=== INPUT DATA ===
--------------------
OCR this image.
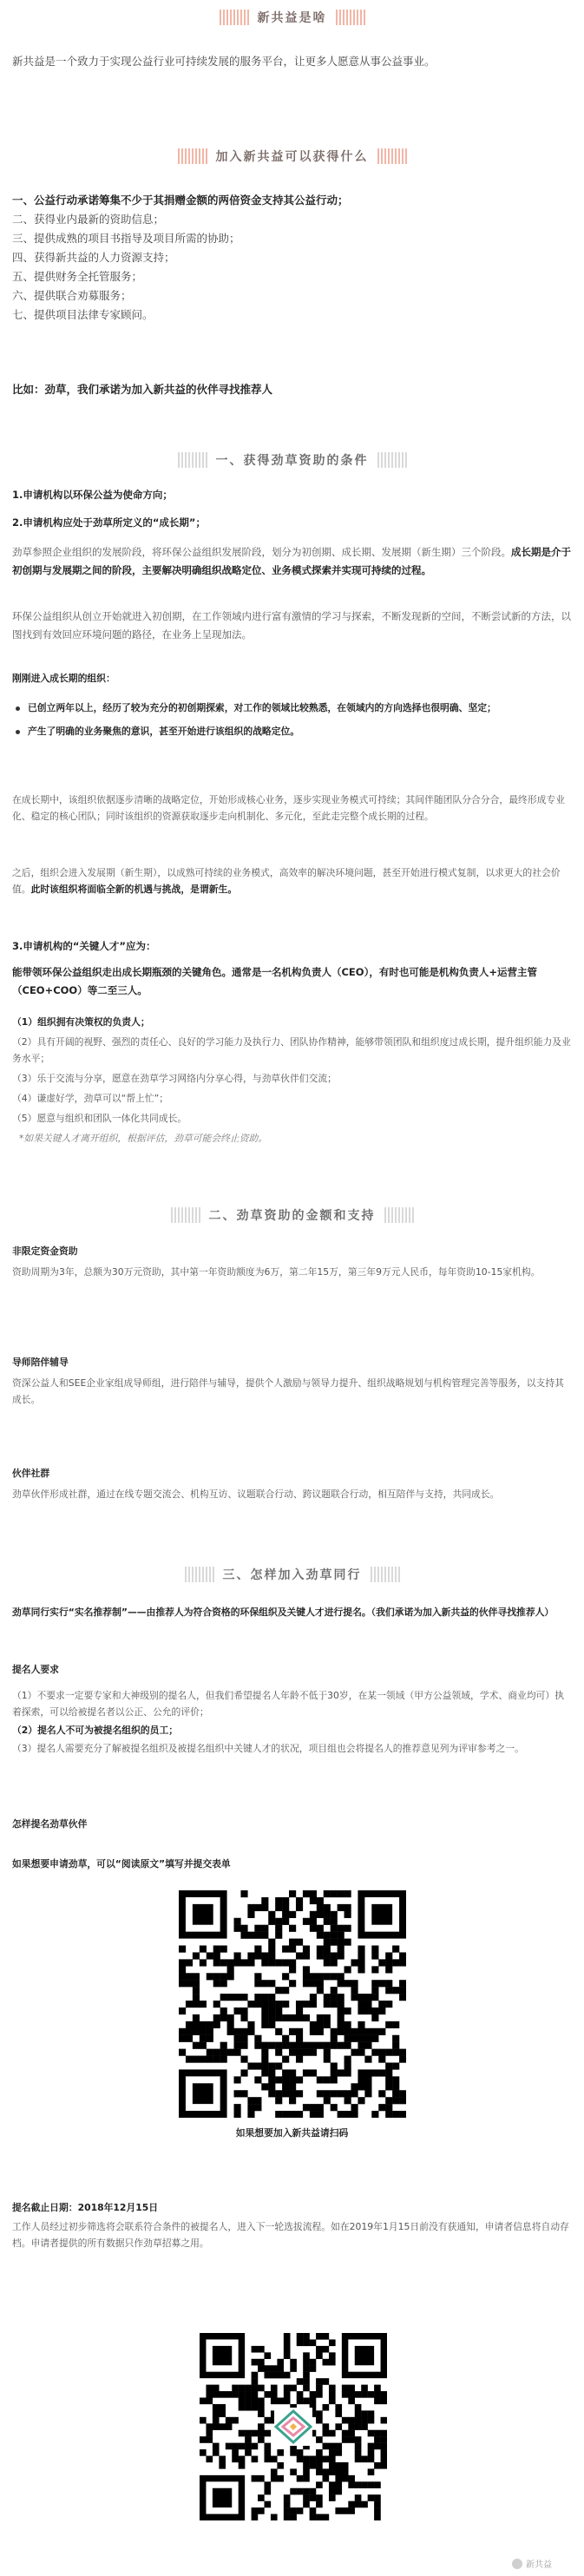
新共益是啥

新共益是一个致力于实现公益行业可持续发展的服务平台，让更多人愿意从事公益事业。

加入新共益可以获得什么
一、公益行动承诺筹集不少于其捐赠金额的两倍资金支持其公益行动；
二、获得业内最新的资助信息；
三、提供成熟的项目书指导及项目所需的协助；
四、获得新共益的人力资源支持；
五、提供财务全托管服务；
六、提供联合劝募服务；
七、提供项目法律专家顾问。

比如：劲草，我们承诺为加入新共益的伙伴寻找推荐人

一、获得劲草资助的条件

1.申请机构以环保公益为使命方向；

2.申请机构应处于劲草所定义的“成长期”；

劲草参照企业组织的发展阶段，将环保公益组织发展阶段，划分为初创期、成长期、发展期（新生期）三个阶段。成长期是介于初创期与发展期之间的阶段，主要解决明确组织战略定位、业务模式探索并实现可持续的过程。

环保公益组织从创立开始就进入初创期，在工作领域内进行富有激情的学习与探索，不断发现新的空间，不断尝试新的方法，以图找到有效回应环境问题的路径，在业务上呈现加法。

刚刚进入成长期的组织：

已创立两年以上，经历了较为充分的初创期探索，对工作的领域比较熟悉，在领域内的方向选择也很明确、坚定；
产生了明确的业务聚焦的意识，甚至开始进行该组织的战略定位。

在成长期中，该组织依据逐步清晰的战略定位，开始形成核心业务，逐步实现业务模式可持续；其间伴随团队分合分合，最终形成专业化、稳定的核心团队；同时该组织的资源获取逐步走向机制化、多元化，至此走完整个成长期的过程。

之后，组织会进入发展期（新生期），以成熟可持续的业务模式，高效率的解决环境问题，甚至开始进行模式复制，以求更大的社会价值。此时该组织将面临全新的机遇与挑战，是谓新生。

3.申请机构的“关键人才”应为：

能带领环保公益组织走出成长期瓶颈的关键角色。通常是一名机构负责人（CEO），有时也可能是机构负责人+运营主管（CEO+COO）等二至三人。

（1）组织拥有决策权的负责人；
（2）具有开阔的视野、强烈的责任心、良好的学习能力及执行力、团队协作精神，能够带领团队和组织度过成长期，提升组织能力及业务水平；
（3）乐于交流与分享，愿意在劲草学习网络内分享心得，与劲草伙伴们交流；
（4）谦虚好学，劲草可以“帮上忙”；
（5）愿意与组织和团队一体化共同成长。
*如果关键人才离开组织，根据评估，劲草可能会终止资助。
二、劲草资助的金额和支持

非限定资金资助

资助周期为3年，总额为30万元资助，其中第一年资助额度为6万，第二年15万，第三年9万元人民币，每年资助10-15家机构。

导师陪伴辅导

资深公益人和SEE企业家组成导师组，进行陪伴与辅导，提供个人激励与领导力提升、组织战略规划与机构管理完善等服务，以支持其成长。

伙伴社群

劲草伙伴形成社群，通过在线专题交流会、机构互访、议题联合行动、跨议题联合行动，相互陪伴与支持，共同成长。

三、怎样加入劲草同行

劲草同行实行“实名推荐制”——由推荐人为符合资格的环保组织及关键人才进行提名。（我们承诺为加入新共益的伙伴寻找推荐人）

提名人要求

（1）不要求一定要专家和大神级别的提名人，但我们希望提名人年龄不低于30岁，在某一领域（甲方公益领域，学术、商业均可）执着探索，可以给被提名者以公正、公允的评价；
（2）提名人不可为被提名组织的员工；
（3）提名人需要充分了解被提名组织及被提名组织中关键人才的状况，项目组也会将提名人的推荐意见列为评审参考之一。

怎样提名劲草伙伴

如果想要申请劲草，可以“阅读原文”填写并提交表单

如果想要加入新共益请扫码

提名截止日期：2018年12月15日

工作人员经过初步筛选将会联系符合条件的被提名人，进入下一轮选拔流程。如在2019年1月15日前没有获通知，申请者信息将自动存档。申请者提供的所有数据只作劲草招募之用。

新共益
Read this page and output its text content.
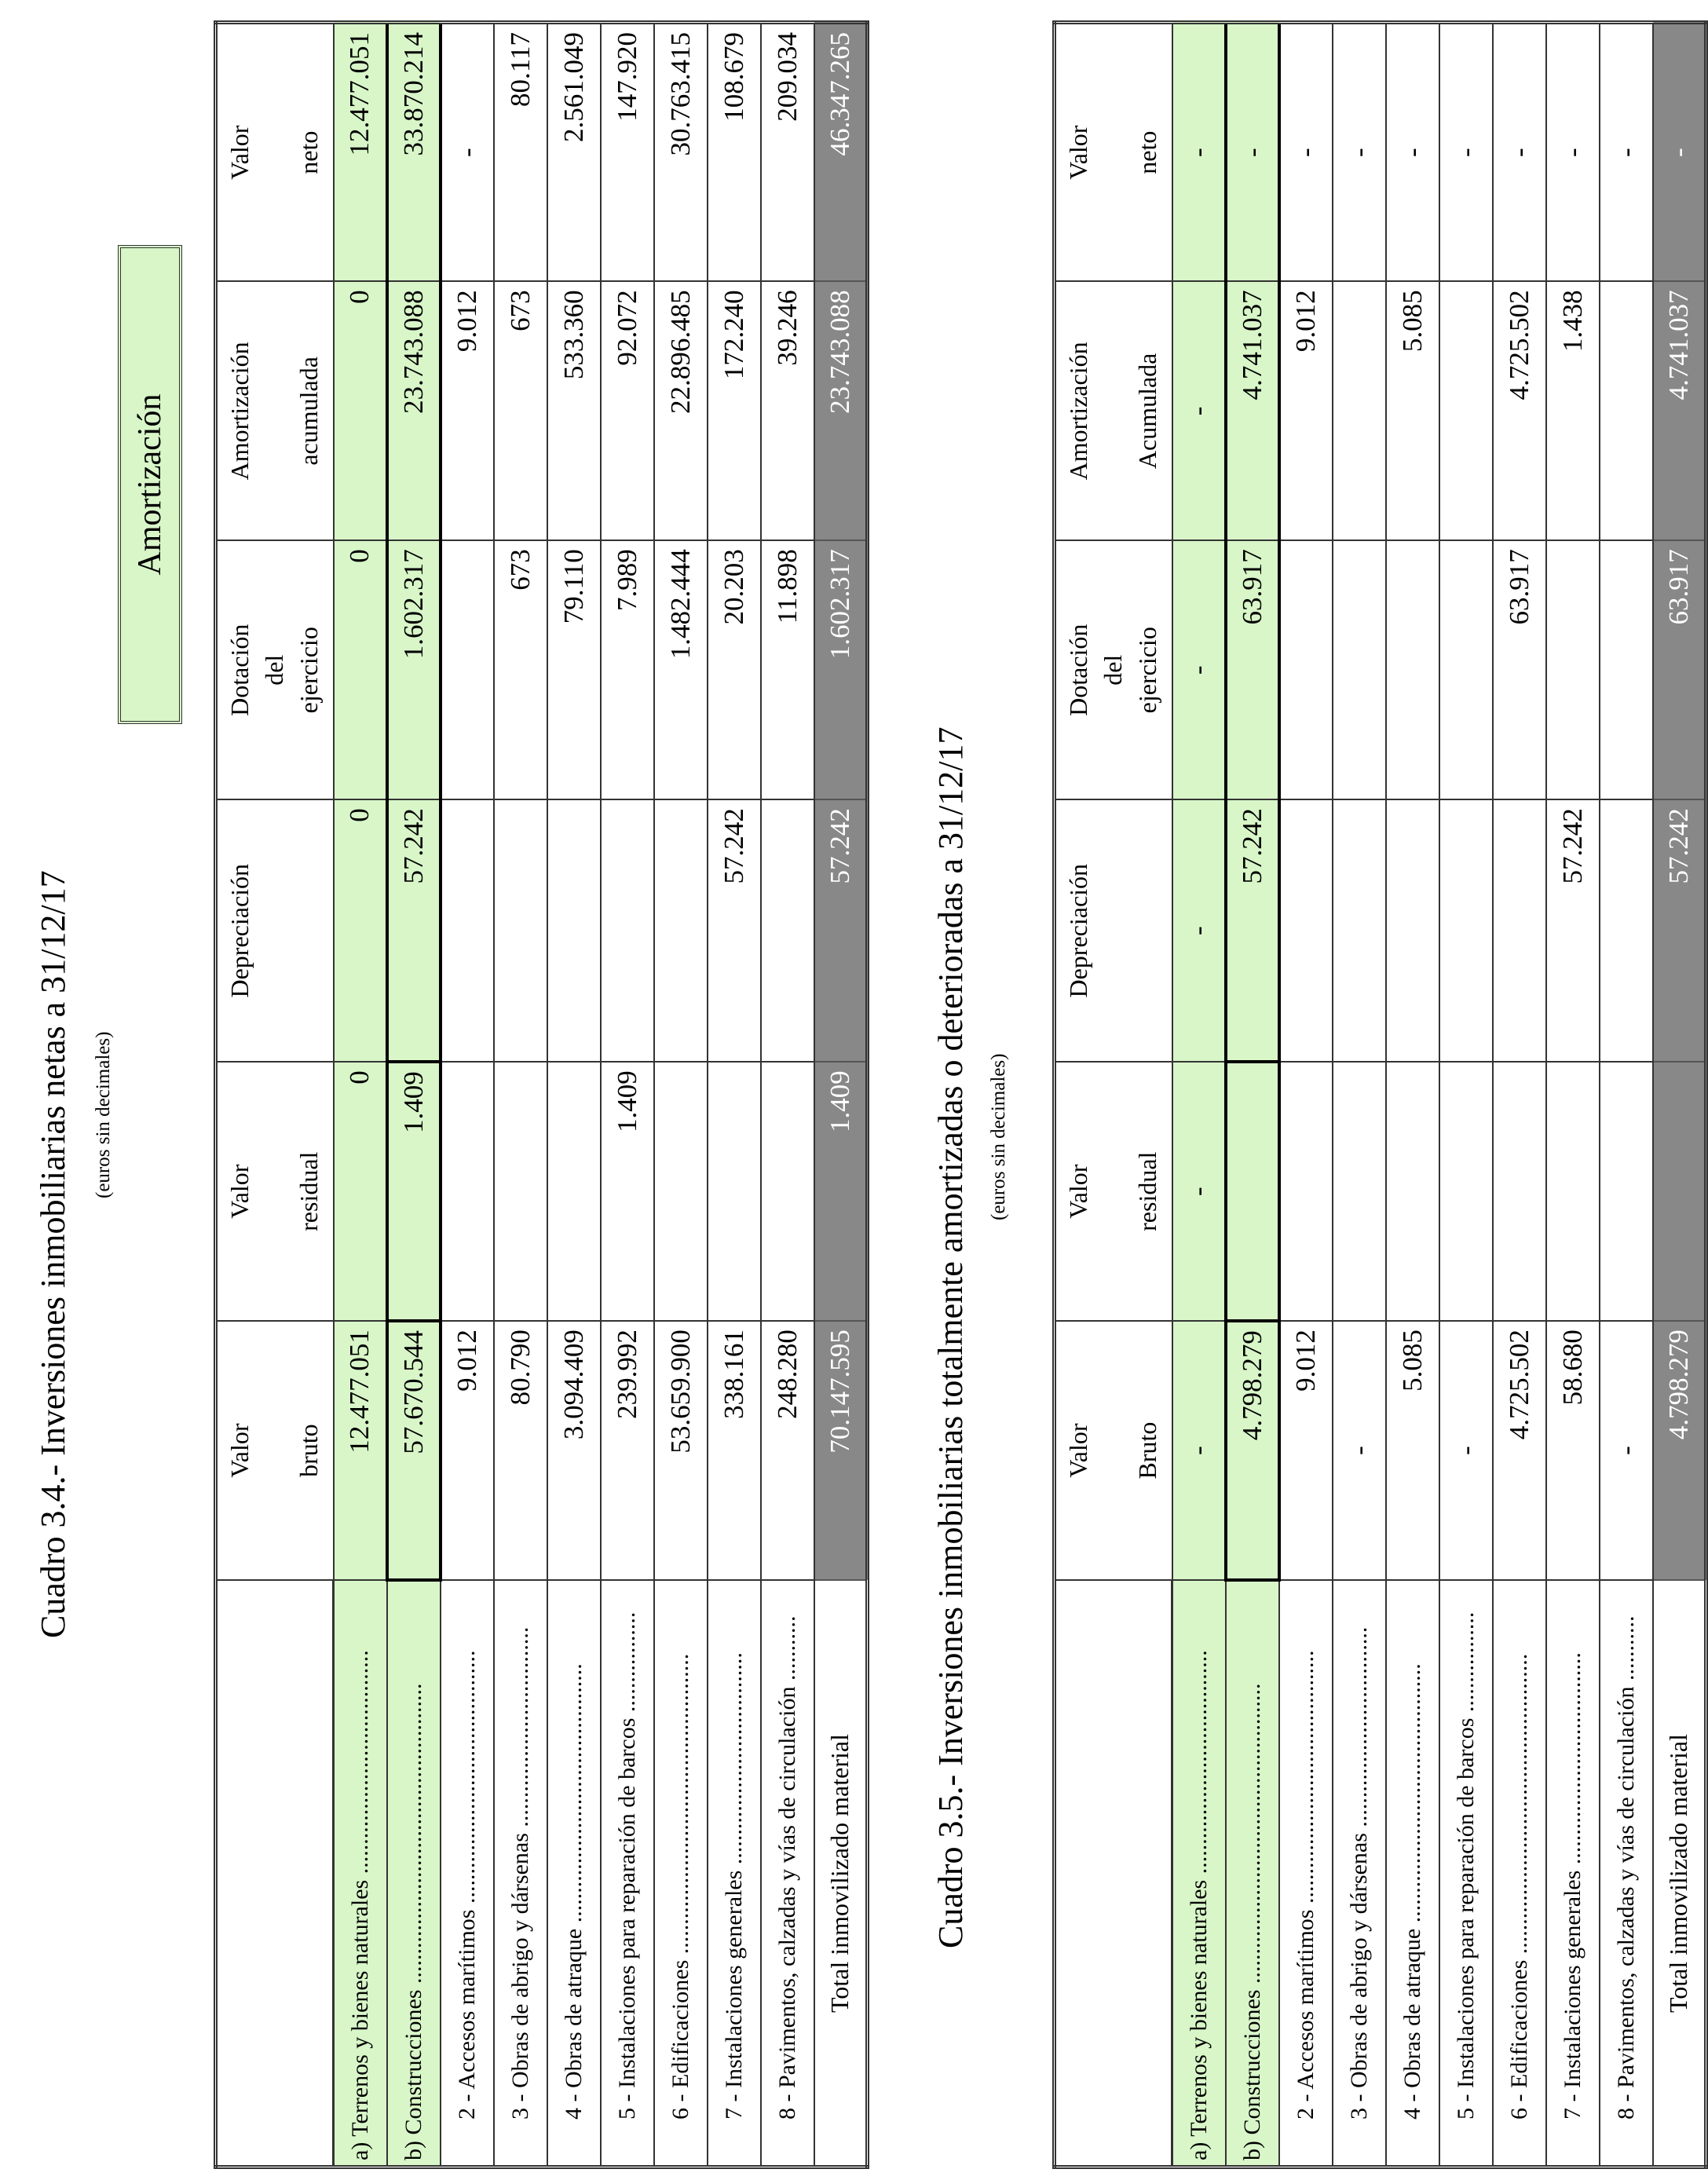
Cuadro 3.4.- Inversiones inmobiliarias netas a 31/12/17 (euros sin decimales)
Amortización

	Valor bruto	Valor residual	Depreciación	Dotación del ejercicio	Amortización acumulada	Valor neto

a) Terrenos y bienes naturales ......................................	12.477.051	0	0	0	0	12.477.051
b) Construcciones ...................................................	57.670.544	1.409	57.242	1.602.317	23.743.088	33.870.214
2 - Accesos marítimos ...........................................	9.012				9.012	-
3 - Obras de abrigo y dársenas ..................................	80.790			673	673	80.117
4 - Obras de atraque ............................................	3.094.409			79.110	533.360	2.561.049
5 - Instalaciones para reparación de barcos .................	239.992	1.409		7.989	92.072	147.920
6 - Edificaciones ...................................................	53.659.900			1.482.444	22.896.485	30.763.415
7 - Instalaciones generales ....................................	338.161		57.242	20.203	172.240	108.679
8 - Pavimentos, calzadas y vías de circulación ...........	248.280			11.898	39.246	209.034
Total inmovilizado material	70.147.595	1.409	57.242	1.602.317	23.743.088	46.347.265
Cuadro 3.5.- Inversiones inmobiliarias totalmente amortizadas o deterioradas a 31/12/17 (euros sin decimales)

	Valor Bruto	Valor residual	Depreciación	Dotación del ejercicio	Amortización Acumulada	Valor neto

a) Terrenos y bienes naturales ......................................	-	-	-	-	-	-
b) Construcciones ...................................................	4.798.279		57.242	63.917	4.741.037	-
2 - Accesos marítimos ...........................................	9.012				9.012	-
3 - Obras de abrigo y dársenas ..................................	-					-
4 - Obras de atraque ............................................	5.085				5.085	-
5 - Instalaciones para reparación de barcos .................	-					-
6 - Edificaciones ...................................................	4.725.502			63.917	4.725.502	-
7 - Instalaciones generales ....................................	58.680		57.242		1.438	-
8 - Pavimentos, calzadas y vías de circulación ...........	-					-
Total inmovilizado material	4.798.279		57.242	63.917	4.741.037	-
--------------------
=== SET EXERCISE ===
Pick out all the lines with the word "barcos" in them and copy them.

=== ANSWER TO THIS TASK ===
5 - Instalaciones para reparación de barcos .................	239.992	1.409		7.989	92.072	147.920
5 - Instalaciones para reparación de barcos .................	-					-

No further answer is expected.